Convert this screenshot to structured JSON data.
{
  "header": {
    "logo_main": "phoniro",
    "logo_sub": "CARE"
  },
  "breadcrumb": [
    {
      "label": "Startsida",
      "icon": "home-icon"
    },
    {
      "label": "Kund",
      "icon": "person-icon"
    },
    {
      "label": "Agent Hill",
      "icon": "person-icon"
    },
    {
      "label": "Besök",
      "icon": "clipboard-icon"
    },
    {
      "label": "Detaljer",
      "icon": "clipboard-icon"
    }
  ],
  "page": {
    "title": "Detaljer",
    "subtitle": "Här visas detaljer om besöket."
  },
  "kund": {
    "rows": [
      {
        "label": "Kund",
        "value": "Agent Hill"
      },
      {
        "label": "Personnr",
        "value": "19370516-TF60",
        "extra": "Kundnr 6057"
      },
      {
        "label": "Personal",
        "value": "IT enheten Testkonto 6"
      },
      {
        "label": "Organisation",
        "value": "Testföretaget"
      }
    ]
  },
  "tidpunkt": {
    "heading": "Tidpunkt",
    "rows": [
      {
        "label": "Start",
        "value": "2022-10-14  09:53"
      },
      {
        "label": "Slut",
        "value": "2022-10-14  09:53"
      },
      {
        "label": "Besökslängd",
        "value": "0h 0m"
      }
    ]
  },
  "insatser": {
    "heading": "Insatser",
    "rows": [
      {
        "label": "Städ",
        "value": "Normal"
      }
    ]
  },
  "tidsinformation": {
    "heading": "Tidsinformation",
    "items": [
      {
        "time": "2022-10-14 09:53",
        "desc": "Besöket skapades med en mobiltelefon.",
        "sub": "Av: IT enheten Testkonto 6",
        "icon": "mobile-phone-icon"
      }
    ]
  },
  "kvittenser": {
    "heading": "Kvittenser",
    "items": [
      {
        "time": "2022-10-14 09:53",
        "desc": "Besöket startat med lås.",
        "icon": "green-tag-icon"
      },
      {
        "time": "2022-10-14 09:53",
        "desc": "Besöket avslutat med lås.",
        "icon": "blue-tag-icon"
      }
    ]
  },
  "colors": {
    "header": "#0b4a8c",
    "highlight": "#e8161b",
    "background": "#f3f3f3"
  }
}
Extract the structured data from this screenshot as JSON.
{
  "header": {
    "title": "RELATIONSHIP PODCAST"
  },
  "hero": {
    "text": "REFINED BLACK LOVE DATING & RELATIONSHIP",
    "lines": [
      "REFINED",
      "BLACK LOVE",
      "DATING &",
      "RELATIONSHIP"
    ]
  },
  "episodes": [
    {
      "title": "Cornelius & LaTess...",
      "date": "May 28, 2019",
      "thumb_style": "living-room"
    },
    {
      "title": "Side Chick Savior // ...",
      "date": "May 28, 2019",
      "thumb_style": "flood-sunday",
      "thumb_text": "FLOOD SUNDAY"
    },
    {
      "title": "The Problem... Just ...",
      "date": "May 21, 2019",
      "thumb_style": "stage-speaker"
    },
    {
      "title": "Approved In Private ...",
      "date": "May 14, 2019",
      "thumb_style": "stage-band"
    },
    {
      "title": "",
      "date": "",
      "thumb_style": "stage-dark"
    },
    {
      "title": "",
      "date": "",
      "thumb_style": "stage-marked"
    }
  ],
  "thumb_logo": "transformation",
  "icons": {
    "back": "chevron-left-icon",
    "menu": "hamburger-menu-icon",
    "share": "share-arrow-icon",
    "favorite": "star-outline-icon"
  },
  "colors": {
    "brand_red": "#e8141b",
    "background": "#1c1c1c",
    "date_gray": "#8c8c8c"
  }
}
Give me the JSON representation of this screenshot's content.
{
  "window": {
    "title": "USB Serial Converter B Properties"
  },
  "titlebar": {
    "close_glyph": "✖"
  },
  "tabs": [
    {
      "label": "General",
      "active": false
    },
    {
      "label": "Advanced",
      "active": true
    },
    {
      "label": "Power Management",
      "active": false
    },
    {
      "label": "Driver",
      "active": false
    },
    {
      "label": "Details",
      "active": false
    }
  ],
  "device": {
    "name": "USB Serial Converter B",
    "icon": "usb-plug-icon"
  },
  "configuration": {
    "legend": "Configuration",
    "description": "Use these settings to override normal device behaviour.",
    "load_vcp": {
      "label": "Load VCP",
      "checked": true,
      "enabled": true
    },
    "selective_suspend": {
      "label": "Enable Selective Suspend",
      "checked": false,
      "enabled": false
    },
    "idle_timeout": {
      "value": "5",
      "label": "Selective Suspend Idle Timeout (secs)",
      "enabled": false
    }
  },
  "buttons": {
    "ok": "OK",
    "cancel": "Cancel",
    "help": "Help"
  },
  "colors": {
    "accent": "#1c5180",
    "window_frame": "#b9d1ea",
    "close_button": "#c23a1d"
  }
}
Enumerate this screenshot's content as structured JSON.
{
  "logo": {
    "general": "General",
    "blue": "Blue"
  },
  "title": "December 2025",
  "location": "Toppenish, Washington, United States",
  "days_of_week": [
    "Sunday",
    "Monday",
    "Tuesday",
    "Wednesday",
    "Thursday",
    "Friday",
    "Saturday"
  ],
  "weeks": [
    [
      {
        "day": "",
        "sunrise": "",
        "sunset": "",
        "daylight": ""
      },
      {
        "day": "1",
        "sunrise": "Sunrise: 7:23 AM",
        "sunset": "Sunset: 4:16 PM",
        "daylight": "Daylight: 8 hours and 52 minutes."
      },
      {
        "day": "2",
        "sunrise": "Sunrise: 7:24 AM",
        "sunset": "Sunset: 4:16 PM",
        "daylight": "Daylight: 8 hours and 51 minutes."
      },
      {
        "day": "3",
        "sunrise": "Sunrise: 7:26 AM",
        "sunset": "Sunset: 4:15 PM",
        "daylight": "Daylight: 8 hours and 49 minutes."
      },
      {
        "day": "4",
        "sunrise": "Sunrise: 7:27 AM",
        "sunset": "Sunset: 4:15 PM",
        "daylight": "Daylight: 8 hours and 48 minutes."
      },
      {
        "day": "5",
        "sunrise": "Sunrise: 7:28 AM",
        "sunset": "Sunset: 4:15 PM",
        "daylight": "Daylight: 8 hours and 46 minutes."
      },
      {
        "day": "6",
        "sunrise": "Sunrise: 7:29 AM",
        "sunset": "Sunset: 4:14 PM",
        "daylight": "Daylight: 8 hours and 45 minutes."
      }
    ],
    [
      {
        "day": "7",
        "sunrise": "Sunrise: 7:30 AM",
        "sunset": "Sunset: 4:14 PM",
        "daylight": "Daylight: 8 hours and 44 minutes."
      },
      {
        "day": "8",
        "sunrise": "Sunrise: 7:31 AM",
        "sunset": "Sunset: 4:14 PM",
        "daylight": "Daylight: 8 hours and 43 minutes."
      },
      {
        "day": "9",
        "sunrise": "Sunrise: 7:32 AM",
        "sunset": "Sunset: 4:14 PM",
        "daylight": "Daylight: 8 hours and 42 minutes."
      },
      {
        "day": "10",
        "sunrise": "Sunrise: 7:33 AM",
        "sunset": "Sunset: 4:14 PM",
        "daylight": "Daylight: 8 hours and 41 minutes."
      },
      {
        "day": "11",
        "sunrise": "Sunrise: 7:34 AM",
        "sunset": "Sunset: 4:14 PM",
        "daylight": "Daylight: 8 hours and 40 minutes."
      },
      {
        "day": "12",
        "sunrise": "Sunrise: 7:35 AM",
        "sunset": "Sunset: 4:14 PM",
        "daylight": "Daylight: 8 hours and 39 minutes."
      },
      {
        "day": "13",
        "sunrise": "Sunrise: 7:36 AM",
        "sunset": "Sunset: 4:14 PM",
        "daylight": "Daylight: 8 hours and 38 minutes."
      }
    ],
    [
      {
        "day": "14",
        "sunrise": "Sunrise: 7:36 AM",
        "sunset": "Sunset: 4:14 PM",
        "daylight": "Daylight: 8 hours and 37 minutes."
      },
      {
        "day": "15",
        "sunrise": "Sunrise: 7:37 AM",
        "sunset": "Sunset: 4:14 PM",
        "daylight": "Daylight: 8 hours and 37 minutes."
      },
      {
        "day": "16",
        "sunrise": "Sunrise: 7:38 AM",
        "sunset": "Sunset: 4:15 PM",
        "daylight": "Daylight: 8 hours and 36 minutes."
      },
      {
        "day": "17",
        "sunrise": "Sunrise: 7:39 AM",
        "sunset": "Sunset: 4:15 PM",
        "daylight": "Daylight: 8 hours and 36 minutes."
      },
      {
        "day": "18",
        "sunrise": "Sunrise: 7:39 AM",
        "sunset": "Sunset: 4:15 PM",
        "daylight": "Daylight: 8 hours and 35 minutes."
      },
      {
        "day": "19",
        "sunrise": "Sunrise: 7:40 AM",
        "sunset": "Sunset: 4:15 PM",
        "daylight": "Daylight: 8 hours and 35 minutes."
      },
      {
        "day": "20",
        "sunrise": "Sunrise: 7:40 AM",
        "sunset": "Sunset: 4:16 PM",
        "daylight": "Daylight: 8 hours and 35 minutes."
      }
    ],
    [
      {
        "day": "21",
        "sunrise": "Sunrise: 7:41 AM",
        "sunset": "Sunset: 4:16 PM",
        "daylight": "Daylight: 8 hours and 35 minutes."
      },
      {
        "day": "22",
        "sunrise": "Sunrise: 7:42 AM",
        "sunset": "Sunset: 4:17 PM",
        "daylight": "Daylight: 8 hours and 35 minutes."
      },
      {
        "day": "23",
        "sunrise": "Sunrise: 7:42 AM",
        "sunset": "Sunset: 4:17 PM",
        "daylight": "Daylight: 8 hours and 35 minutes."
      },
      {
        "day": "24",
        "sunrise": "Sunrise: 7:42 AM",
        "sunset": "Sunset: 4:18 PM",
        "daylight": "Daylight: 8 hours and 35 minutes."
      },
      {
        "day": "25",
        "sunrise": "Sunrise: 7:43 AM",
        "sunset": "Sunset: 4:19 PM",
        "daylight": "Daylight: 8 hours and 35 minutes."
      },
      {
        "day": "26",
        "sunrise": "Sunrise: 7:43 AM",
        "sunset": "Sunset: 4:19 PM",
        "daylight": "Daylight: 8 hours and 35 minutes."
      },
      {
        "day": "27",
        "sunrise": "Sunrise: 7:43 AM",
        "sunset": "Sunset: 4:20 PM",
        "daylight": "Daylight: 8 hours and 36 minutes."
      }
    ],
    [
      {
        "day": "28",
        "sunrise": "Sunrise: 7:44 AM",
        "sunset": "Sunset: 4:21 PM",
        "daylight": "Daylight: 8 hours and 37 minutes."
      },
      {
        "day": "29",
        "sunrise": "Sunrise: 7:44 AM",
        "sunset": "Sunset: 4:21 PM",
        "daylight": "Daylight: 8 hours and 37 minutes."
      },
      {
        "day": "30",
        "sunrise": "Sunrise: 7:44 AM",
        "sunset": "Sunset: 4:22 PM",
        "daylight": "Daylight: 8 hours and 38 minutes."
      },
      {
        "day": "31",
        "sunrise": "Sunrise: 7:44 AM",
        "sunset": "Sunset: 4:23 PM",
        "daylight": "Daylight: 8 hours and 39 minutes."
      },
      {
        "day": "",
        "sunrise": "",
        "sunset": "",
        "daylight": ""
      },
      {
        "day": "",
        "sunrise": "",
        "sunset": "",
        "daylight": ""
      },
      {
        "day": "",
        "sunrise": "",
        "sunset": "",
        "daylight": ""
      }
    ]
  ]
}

::::::::

What you should do » Check each line of the records for the string "Testkonto" and state how many lines contain it. Give only the number.

Response » 2